## Task details
Each line of the material must be returned exactly.

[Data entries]
• • • • • • •

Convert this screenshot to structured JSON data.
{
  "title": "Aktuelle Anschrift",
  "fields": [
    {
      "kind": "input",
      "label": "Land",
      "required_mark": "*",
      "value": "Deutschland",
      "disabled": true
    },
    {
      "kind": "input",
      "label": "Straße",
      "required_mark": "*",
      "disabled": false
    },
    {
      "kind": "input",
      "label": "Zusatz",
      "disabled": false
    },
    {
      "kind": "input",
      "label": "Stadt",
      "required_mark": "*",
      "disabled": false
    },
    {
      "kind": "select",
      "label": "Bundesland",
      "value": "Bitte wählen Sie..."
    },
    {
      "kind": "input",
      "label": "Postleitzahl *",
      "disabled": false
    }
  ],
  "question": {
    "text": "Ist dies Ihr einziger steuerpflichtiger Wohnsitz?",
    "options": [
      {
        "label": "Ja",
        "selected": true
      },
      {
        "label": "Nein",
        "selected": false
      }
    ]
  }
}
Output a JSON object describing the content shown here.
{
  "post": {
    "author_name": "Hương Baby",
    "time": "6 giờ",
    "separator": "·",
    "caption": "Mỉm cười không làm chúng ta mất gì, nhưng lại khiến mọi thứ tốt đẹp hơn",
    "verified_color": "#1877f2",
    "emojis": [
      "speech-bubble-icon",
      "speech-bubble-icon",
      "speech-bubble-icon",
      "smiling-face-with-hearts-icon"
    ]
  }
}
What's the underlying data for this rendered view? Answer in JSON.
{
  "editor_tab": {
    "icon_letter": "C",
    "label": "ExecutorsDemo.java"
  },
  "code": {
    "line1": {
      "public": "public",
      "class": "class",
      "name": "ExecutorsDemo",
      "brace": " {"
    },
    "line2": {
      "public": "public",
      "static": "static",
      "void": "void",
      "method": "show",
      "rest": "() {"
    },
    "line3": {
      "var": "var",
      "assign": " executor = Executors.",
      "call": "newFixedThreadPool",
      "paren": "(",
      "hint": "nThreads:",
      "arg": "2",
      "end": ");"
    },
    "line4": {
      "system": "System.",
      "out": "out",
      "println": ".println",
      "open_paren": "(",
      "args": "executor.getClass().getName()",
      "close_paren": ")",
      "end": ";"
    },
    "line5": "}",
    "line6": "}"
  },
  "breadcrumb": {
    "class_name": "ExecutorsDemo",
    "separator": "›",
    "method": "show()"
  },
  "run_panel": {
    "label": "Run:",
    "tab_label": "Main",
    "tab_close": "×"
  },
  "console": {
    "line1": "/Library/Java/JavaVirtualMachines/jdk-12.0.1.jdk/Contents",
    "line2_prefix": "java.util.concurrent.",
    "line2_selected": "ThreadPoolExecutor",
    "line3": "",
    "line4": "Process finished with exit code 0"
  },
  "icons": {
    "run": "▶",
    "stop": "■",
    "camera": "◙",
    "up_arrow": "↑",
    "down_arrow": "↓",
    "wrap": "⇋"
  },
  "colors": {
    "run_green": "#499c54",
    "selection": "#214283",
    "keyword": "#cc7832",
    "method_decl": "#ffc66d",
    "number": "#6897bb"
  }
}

• • • • • • •

## Exercise answer
Convert this screenshot to structured JSON data.
{
  "title": "Aktuelle Anschrift",
  "fields": [
    {
      "kind": "input",
      "label": "Land",
      "required_mark": "*",
      "value": "Deutschland",
      "disabled": true
    },
    {
      "kind": "input",
      "label": "Straße",
      "required_mark": "*",
      "disabled": false
    },
    {
      "kind": "input",
      "label": "Zusatz",
      "disabled": false
    },
    {
      "kind": "input",
      "label": "Stadt",
      "required_mark": "*",
      "disabled": false
    },
    {
      "kind": "select",
      "label": "Bundesland",
      "value": "Bitte wählen Sie..."
    },
    {
      "kind": "input",
      "label": "Postleitzahl *",
      "disabled": false
    }
  ],
  "question": {
    "text": "Ist dies Ihr einziger steuerpflichtiger Wohnsitz?",
    "options": [
      {
        "label": "Ja",
        "selected": true
      },
      {
        "label": "Nein",
        "selected": false
      }
    ]
  }
}
Output a JSON object describing the content shown here.
{
  "post": {
    "author_name": "Hương Baby",
    "time": "6 giờ",
    "separator": "·",
    "caption": "Mỉm cười không làm chúng ta mất gì, nhưng lại khiến mọi thứ tốt đẹp hơn",
    "verified_color": "#1877f2",
    "emojis": [
      "speech-bubble-icon",
      "speech-bubble-icon",
      "speech-bubble-icon",
      "smiling-face-with-hearts-icon"
    ]
  }
}
What's the underlying data for this rendered view? Answer in JSON.
{
  "editor_tab": {
    "icon_letter": "C",
    "label": "ExecutorsDemo.java"
  },
  "code": {
    "line1": {
      "public": "public",
      "class": "class",
      "name": "ExecutorsDemo",
      "brace": " {"
    },
    "line2": {
      "public": "public",
      "static": "static",
      "void": "void",
      "method": "show",
      "rest": "() {"
    },
    "line3": {
      "var": "var",
      "assign": " executor = Executors.",
      "call": "newFixedThreadPool",
      "paren": "(",
      "hint": "nThreads:",
      "arg": "2",
      "end": ");"
    },
    "line4": {
      "system": "System.",
      "out": "out",
      "println": ".println",
      "open_paren": "(",
      "args": "executor.getClass().getName()",
      "close_paren": ")",
      "end": ";"
    },
    "line5": "}",
    "line6": "}"
  },
  "breadcrumb": {
    "class_name": "ExecutorsDemo",
    "separator": "›",
    "method": "show()"
  },
  "run_panel": {
    "label": "Run:",
    "tab_label": "Main",
    "tab_close": "×"
  },
  "console": {
    "line1": "/Library/Java/JavaVirtualMachines/jdk-12.0.1.jdk/Contents",
    "line2_prefix": "java.util.concurrent.",
    "line2_selected": "ThreadPoolExecutor",
    "line3": "",
    "line4": "Process finished with exit code 0"
  },
  "icons": {
    "run": "▶",
    "stop": "■",
    "camera": "◙",
    "up_arrow": "↑",
    "down_arrow": "↓",
    "wrap": "⇋"
  },
  "colors": {
    "run_green": "#499c54",
    "selection": "#214283",
    "keyword": "#cc7832",
    "method_decl": "#ffc66d",
    "number": "#6897bb"
  }
}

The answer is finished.